[Start DATASET RECORDS]
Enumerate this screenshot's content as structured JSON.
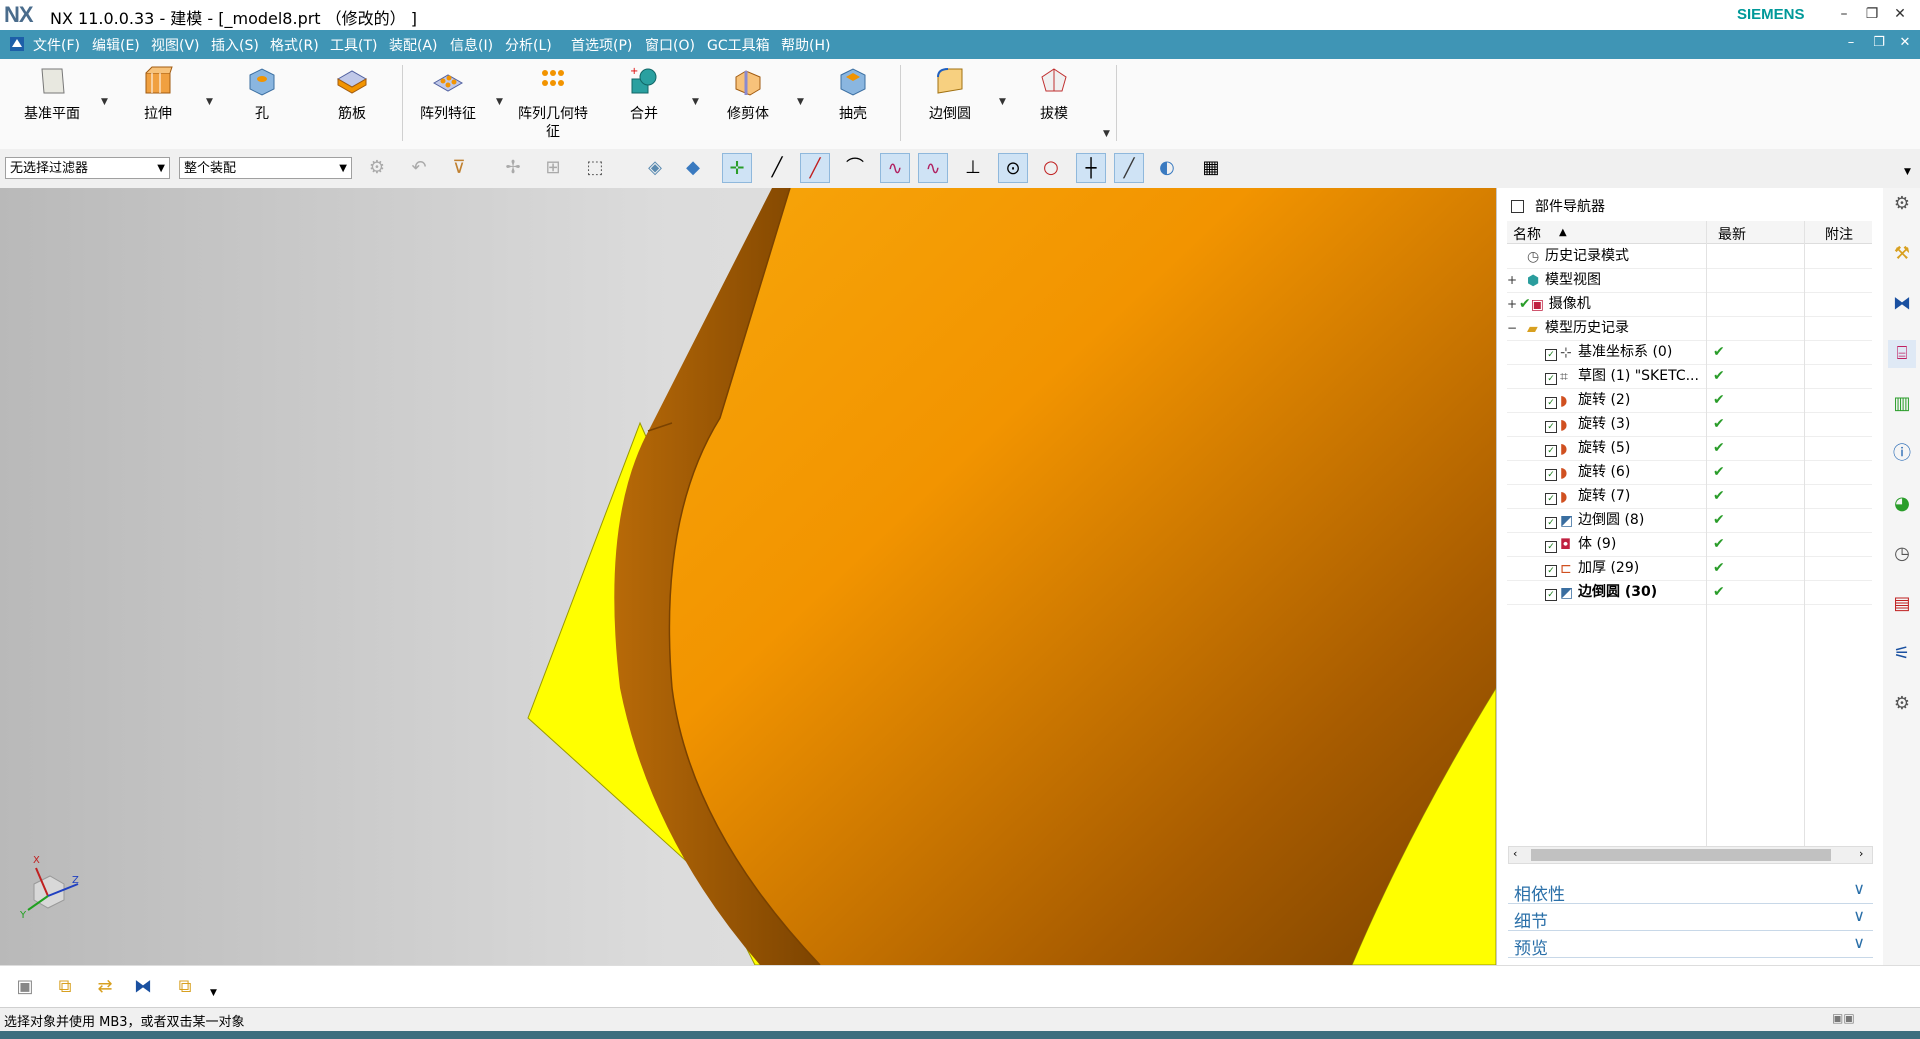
{
  "window": {
    "logo": "NX",
    "title": "NX 11.0.0.33 - 建模 - [_model8.prt （修改的） ]",
    "brand": "SIEMENS",
    "controls": [
      "–",
      "❐",
      "✕"
    ]
  },
  "menubar": {
    "items": [
      "文件(F)",
      "编辑(E)",
      "视图(V)",
      "插入(S)",
      "格式(R)",
      "工具(T)",
      "装配(A)",
      "信息(I)",
      "分析(L)",
      "首选项(P)",
      "窗口(O)",
      "GC工具箱",
      "帮助(H)"
    ],
    "controls": [
      "–",
      "❐",
      "✕"
    ]
  },
  "ribbon": {
    "buttons": [
      {
        "label": "基准平面",
        "icon": "datum-plane-icon"
      },
      {
        "label": "拉伸",
        "icon": "extrude-icon"
      },
      {
        "label": "孔",
        "icon": "hole-icon"
      },
      {
        "label": "筋板",
        "icon": "rib-icon"
      },
      {
        "label": "阵列特征",
        "icon": "pattern-feature-icon"
      },
      {
        "label": "阵列几何特征",
        "icon": "pattern-geometry-icon"
      },
      {
        "label": "合并",
        "icon": "unite-icon"
      },
      {
        "label": "修剪体",
        "icon": "trim-body-icon"
      },
      {
        "label": "抽壳",
        "icon": "shell-icon"
      },
      {
        "label": "边倒圆",
        "icon": "edge-blend-icon"
      },
      {
        "label": "拔模",
        "icon": "draft-icon"
      }
    ]
  },
  "selection_bar": {
    "filter": "无选择过滤器",
    "scope": "整个装配"
  },
  "navigator": {
    "title": "部件导航器",
    "columns": [
      "名称",
      "最新",
      "附注"
    ],
    "items": [
      {
        "name": "历史记录模式",
        "latest": ""
      },
      {
        "name": "模型视图",
        "latest": ""
      },
      {
        "name": "摄像机",
        "latest": ""
      },
      {
        "name": "模型历史记录",
        "latest": ""
      },
      {
        "name": "基准坐标系 (0)",
        "latest": "✔"
      },
      {
        "name": "草图 (1) \"SKETC...",
        "latest": "✔"
      },
      {
        "name": "旋转 (2)",
        "latest": "✔"
      },
      {
        "name": "旋转 (3)",
        "latest": "✔"
      },
      {
        "name": "旋转 (5)",
        "latest": "✔"
      },
      {
        "name": "旋转 (6)",
        "latest": "✔"
      },
      {
        "name": "旋转 (7)",
        "latest": "✔"
      },
      {
        "name": "边倒圆 (8)",
        "latest": "✔"
      },
      {
        "name": "体 (9)",
        "latest": "✔"
      },
      {
        "name": "加厚 (29)",
        "latest": "✔"
      },
      {
        "name": "边倒圆 (30)",
        "latest": "✔"
      }
    ],
    "sections": [
      "相依性",
      "细节",
      "预览"
    ]
  },
  "triad": {
    "x": "X",
    "y": "Y",
    "z": "Z"
  },
  "status": {
    "text": "选择对象并使用 MB3，或者双击某一对象"
  },
  "colors": {
    "menubar": "#3f95b5",
    "body": "#f29400",
    "sheet": "#ffff00",
    "check": "#2a9d2a"
  }
}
[End DATASET RECORDS]
§ **EXERCISE**:
Reproduce the data above in full, exactly as it is, with the pictures left out.

§ **FINISHED TASK**:
Enumerate this screenshot's content as structured JSON.
{
  "window": {
    "logo": "NX",
    "title": "NX 11.0.0.33 - 建模 - [_model8.prt （修改的） ]",
    "brand": "SIEMENS",
    "controls": [
      "–",
      "❐",
      "✕"
    ]
  },
  "menubar": {
    "items": [
      "文件(F)",
      "编辑(E)",
      "视图(V)",
      "插入(S)",
      "格式(R)",
      "工具(T)",
      "装配(A)",
      "信息(I)",
      "分析(L)",
      "首选项(P)",
      "窗口(O)",
      "GC工具箱",
      "帮助(H)"
    ],
    "controls": [
      "–",
      "❐",
      "✕"
    ]
  },
  "ribbon": {
    "buttons": [
      {
        "label": "基准平面",
        "icon": "datum-plane-icon"
      },
      {
        "label": "拉伸",
        "icon": "extrude-icon"
      },
      {
        "label": "孔",
        "icon": "hole-icon"
      },
      {
        "label": "筋板",
        "icon": "rib-icon"
      },
      {
        "label": "阵列特征",
        "icon": "pattern-feature-icon"
      },
      {
        "label": "阵列几何特征",
        "icon": "pattern-geometry-icon"
      },
      {
        "label": "合并",
        "icon": "unite-icon"
      },
      {
        "label": "修剪体",
        "icon": "trim-body-icon"
      },
      {
        "label": "抽壳",
        "icon": "shell-icon"
      },
      {
        "label": "边倒圆",
        "icon": "edge-blend-icon"
      },
      {
        "label": "拔模",
        "icon": "draft-icon"
      }
    ]
  },
  "selection_bar": {
    "filter": "无选择过滤器",
    "scope": "整个装配"
  },
  "navigator": {
    "title": "部件导航器",
    "columns": [
      "名称",
      "最新",
      "附注"
    ],
    "items": [
      {
        "name": "历史记录模式",
        "latest": ""
      },
      {
        "name": "模型视图",
        "latest": ""
      },
      {
        "name": "摄像机",
        "latest": ""
      },
      {
        "name": "模型历史记录",
        "latest": ""
      },
      {
        "name": "基准坐标系 (0)",
        "latest": "✔"
      },
      {
        "name": "草图 (1) \"SKETC...",
        "latest": "✔"
      },
      {
        "name": "旋转 (2)",
        "latest": "✔"
      },
      {
        "name": "旋转 (3)",
        "latest": "✔"
      },
      {
        "name": "旋转 (5)",
        "latest": "✔"
      },
      {
        "name": "旋转 (6)",
        "latest": "✔"
      },
      {
        "name": "旋转 (7)",
        "latest": "✔"
      },
      {
        "name": "边倒圆 (8)",
        "latest": "✔"
      },
      {
        "name": "体 (9)",
        "latest": "✔"
      },
      {
        "name": "加厚 (29)",
        "latest": "✔"
      },
      {
        "name": "边倒圆 (30)",
        "latest": "✔"
      }
    ],
    "sections": [
      "相依性",
      "细节",
      "预览"
    ]
  },
  "triad": {
    "x": "X",
    "y": "Y",
    "z": "Z"
  },
  "status": {
    "text": "选择对象并使用 MB3，或者双击某一对象"
  },
  "colors": {
    "menubar": "#3f95b5",
    "body": "#f29400",
    "sheet": "#ffff00",
    "check": "#2a9d2a"
  }
}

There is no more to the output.